_Given exercise:_ Print the data exactly, leaving nothing out.

Stored records
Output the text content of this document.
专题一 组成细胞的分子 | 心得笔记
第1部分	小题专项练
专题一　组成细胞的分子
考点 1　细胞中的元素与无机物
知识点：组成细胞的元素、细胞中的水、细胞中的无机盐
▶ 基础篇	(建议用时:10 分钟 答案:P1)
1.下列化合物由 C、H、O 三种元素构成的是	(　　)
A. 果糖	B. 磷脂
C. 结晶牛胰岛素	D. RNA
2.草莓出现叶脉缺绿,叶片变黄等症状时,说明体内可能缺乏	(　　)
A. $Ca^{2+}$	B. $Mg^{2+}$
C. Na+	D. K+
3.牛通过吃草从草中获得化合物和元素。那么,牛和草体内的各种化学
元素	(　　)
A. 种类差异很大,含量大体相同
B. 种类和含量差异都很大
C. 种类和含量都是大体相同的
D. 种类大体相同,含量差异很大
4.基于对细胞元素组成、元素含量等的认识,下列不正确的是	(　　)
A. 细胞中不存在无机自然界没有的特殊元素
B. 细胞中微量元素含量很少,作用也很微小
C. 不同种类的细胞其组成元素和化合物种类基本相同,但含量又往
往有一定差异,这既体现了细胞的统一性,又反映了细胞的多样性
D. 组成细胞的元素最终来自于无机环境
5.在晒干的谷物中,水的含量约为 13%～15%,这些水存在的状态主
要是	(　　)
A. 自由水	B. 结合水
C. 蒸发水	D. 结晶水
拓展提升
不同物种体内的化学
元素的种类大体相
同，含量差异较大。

_Task response:_
Output the text content of this document.
专题一 组成细胞的分子 | 心得笔记
第1部分	小题专项练
专题一　组成细胞的分子
考点 1　细胞中的元素与无机物
知识点：组成细胞的元素、细胞中的水、细胞中的无机盐
▶ 基础篇	(建议用时:10 分钟 答案:P1)
1.下列化合物由 C、H、O 三种元素构成的是	(　　)
A. 果糖	B. 磷脂
C. 结晶牛胰岛素	D. RNA
2.草莓出现叶脉缺绿,叶片变黄等症状时,说明体内可能缺乏	(　　)
A. $Ca^{2+}$	B. $Mg^{2+}$
C. Na+	D. K+
3.牛通过吃草从草中获得化合物和元素。那么,牛和草体内的各种化学
元素	(　　)
A. 种类差异很大,含量大体相同
B. 种类和含量差异都很大
C. 种类和含量都是大体相同的
D. 种类大体相同,含量差异很大
4.基于对细胞元素组成、元素含量等的认识,下列不正确的是	(　　)
A. 细胞中不存在无机自然界没有的特殊元素
B. 细胞中微量元素含量很少,作用也很微小
C. 不同种类的细胞其组成元素和化合物种类基本相同,但含量又往
往有一定差异,这既体现了细胞的统一性,又反映了细胞的多样性
D. 组成细胞的元素最终来自于无机环境
5.在晒干的谷物中,水的含量约为 13%～15%,这些水存在的状态主
要是	(　　)
A. 自由水	B. 结合水
C. 蒸发水	D. 结晶水
拓展提升
不同物种体内的化学
元素的种类大体相
同，含量差异较大。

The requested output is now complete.